## start Information provided

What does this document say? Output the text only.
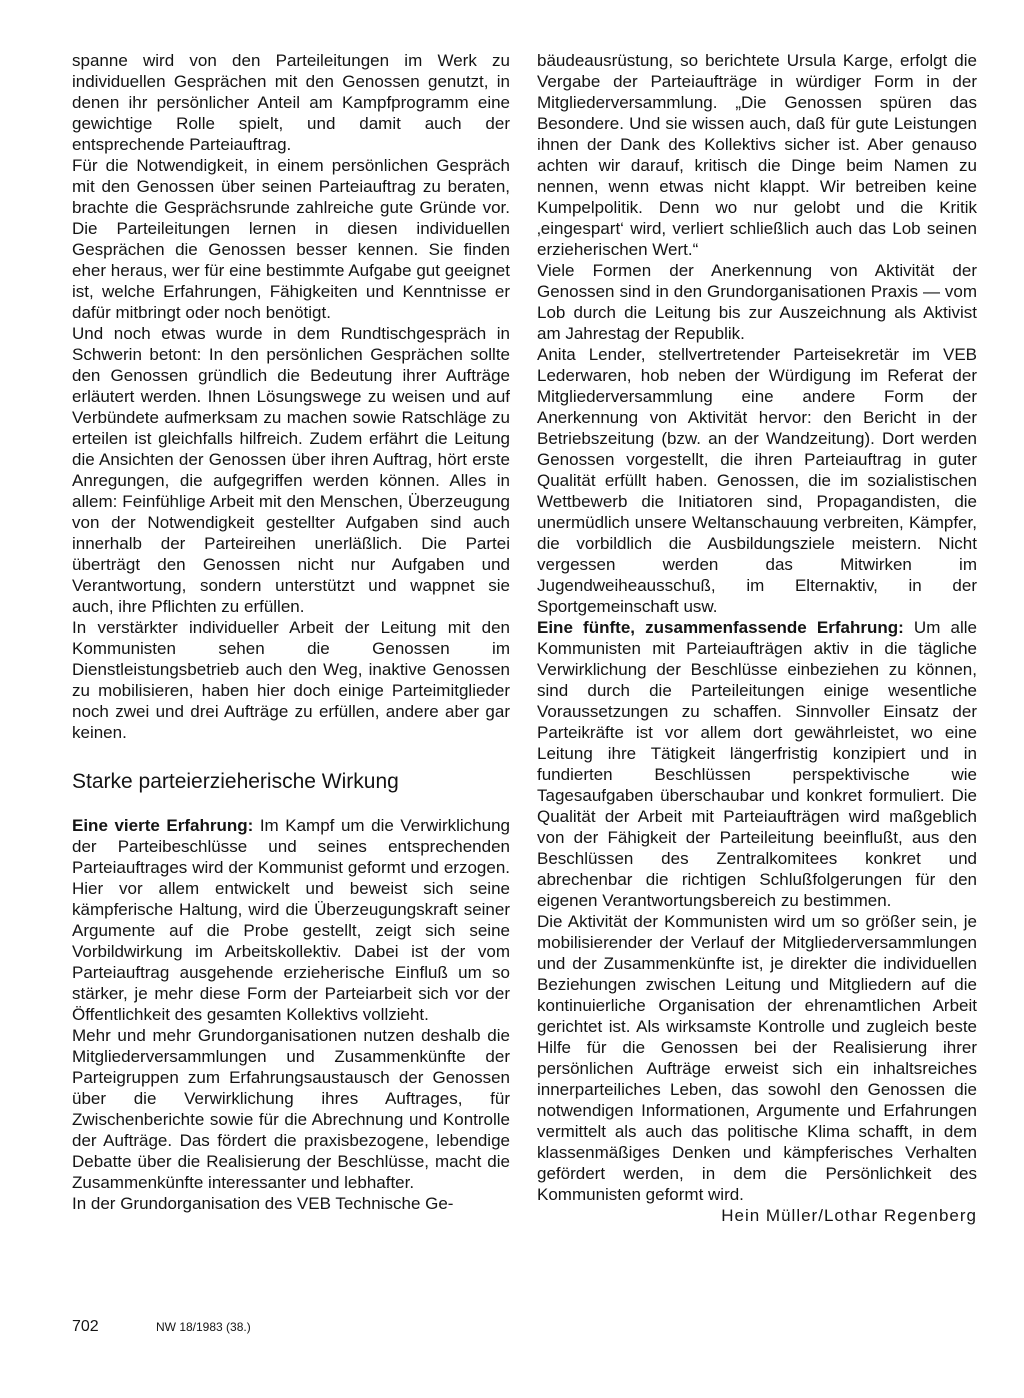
spanne wird von den Parteileitungen im Werk zu individuellen Gesprächen mit den Genossen genutzt, in denen ihr persönlicher Anteil am Kampfprogramm eine gewichtige Rolle spielt, und damit auch der entsprechende Parteiauftrag.

Für die Notwendigkeit, in einem persönlichen Gespräch mit den Genossen über seinen Parteiauftrag zu beraten, brachte die Gesprächsrunde zahlreiche gute Gründe vor. Die Parteileitungen lernen in diesen individuellen Gesprächen die Genossen besser kennen. Sie finden eher heraus, wer für eine bestimmte Aufgabe gut geeignet ist, welche Erfahrungen, Fähigkeiten und Kenntnisse er dafür mitbringt oder noch benötigt.

Und noch etwas wurde in dem Rundtischgespräch in Schwerin betont: In den persönlichen Gesprächen sollte den Genossen gründlich die Bedeutung ihrer Aufträge erläutert werden. Ihnen Lösungswege zu weisen und auf Verbündete aufmerksam zu machen sowie Ratschläge zu erteilen ist gleichfalls hilfreich. Zudem erfährt die Leitung die Ansichten der Genossen über ihren Auftrag, hört erste Anregungen, die aufgegriffen werden können. Alles in allem: Feinfühlige Arbeit mit den Menschen, Überzeugung von der Notwendigkeit gestellter Aufgaben sind auch innerhalb der Parteireihen unerläßlich. Die Partei überträgt den Genossen nicht nur Aufgaben und Verantwortung, sondern unterstützt und wappnet sie auch, ihre Pflichten zu erfüllen.

In verstärkter individueller Arbeit der Leitung mit den Kommunisten sehen die Genossen im Dienstleistungsbetrieb auch den Weg, inaktive Genossen zu mobilisieren, haben hier doch einige Parteimitglieder noch zwei und drei Aufträge zu erfüllen, andere aber gar keinen.

Starke parteierzieherische Wirkung

Eine vierte Erfahrung: Im Kampf um die Verwirklichung der Parteibeschlüsse und seines entsprechenden Parteiauftrages wird der Kommunist geformt und erzogen. Hier vor allem entwickelt und beweist sich seine kämpferische Haltung, wird die Überzeugungskraft seiner Argumente auf die Probe gestellt, zeigt sich seine Vorbildwirkung im Arbeitskollektiv. Dabei ist der vom Parteiauftrag ausgehende erzieherische Einfluß um so stärker, je mehr diese Form der Parteiarbeit sich vor der Öffentlichkeit des gesamten Kollektivs vollzieht.

Mehr und mehr Grundorganisationen nutzen deshalb die Mitgliederversammlungen und Zusammenkünfte der Parteigruppen zum Erfahrungsaustausch der Genossen über die Verwirklichung ihres Auftrages, für Zwischenberichte sowie für die Abrechnung und Kontrolle der Aufträge. Das fördert die praxisbezogene, lebendige Debatte über die Realisierung der Beschlüsse, macht die Zusammenkünfte interessanter und lebhafter.

In der Grundorganisation des VEB Technische Ge-

bäudeausrüstung, so berichtete Ursula Karge, erfolgt die Vergabe der Parteiaufträge in würdiger Form in der Mitgliederversammlung. „Die Genossen spüren das Besondere. Und sie wissen auch, daß für gute Leistungen ihnen der Dank des Kollektivs sicher ist. Aber genauso achten wir darauf, kritisch die Dinge beim Namen zu nennen, wenn etwas nicht klappt. Wir betreiben keine Kumpelpolitik. Denn wo nur gelobt und die Kritik ‚eingespart‘ wird, verliert schließlich auch das Lob seinen erzieherischen Wert.“

Viele Formen der Anerkennung von Aktivität der Genossen sind in den Grundorganisationen Praxis — vom Lob durch die Leitung bis zur Auszeichnung als Aktivist am Jahrestag der Republik.

Anita Lender, stellvertretender Parteisekretär im VEB Lederwaren, hob neben der Würdigung im Referat der Mitgliederversammlung eine andere Form der Anerkennung von Aktivität hervor: den Bericht in der Betriebszeitung (bzw. an der Wandzeitung). Dort werden Genossen vorgestellt, die ihren Parteiauftrag in guter Qualität erfüllt haben. Genossen, die im sozialistischen Wettbewerb die Initiatoren sind, Propagandisten, die unermüdlich unsere Weltanschauung verbreiten, Kämpfer, die vorbildlich die Ausbildungsziele meistern. Nicht vergessen werden das Mitwirken im Jugendweiheausschuß, im Elternaktiv, in der Sportgemeinschaft usw.

Eine fünfte, zusammenfassende Erfahrung: Um alle Kommunisten mit Parteiaufträgen aktiv in die tägliche Verwirklichung der Beschlüsse einbeziehen zu können, sind durch die Parteileitungen einige wesentliche Voraussetzungen zu schaffen. Sinnvoller Einsatz der Parteikräfte ist vor allem dort gewährleistet, wo eine Leitung ihre Tätigkeit längerfristig konzipiert und in fundierten Beschlüssen perspektivische wie Tagesaufgaben überschaubar und konkret formuliert. Die Qualität der Arbeit mit Parteiaufträgen wird maßgeblich von der Fähigkeit der Parteileitung beeinflußt, aus den Beschlüssen des Zentralkomitees konkret und abrechenbar die richtigen Schlußfolgerungen für den eigenen Verantwortungsbereich zu bestimmen.

Die Aktivität der Kommunisten wird um so größer sein, je mobilisierender der Verlauf der Mitgliederversammlungen und der Zusammenkünfte ist, je direkter die individuellen Beziehungen zwischen Leitung und Mitgliedern auf die kontinuierliche Organisation der ehrenamtlichen Arbeit gerichtet ist. Als wirksamste Kontrolle und zugleich beste Hilfe für die Genossen bei der Realisierung ihrer persönlichen Aufträge erweist sich ein inhaltsreiches innerparteiliches Leben, das sowohl den Genossen die notwendigen Informationen, Argumente und Erfahrungen vermittelt als auch das politische Klima schafft, in dem klassenmäßiges Denken und kämpferisches Verhalten gefördert werden, in dem die Persönlichkeit des Kommunisten geformt wird.

Hein Müller/Lothar Regenberg

702	NW 18/1983 (38.)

## end Information provided

Where a line above holds the string "Grundorganisationen", show that line.

Mehr und mehr Grundorganisationen nutzen deshalb die Mitgliederversammlungen und Zusammenkünfte der Parteigruppen zum Erfahrungsaustausch der Genossen über die Verwirklichung ihres Auftrages, für Zwischenberichte sowie für die Abrechnung und Kontrolle der Aufträge. Das fördert die praxisbezogene, lebendige Debatte über die Realisierung der Beschlüsse, macht die Zusammenkünfte interessanter und lebhafter.
Viele Formen der Anerkennung von Aktivität der Genossen sind in den Grundorganisationen Praxis — vom Lob durch die Leitung bis zur Auszeichnung als Aktivist am Jahrestag der Republik.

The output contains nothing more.